- [Problem to solve]
In the material below, find all lines with the string "Сведения" and copy them.

- [Records to process]
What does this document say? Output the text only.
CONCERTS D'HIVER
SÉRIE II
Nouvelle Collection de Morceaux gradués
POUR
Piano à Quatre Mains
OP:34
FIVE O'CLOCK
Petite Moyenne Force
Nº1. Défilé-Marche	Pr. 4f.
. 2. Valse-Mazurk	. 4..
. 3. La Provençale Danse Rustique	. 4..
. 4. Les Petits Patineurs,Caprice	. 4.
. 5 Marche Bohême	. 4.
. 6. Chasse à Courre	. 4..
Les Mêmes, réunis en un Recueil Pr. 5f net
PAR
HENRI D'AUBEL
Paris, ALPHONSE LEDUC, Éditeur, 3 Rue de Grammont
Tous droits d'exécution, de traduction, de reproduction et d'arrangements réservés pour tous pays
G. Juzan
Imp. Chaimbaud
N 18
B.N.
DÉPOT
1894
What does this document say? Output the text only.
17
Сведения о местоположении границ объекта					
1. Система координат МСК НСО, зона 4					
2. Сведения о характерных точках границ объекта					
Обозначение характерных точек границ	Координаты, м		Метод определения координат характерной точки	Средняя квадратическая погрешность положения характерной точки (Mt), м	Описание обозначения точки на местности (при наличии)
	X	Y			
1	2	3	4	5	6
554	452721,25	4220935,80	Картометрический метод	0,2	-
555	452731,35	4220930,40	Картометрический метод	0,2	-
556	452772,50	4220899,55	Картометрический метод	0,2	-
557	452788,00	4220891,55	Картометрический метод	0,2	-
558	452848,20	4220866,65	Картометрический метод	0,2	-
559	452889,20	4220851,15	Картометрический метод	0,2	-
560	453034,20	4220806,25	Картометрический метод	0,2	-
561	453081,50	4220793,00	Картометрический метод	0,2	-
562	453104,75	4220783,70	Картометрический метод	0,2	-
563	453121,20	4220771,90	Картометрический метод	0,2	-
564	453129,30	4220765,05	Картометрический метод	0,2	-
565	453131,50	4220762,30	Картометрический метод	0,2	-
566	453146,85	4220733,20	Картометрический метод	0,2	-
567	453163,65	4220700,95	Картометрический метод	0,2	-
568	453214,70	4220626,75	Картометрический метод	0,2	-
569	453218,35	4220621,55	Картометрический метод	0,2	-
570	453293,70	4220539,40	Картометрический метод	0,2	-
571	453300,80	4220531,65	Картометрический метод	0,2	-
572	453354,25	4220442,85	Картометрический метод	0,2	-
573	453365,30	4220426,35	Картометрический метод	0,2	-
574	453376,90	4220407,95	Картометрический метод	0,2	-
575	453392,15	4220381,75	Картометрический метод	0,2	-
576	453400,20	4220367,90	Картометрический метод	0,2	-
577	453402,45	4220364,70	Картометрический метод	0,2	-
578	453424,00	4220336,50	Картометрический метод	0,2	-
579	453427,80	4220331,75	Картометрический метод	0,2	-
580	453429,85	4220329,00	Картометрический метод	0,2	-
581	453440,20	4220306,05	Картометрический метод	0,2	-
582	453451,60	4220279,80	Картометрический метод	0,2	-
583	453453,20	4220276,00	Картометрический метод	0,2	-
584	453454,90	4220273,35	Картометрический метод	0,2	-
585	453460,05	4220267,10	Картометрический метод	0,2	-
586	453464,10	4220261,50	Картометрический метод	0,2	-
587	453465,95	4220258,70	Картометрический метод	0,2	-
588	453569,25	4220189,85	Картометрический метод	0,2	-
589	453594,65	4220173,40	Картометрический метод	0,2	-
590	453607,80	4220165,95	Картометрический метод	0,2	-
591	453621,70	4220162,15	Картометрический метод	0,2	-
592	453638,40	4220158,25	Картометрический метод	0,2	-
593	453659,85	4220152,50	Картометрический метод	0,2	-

- [Expected output]
Сведения о местоположении границ объекта					
2. Сведения о характерных точках границ объекта					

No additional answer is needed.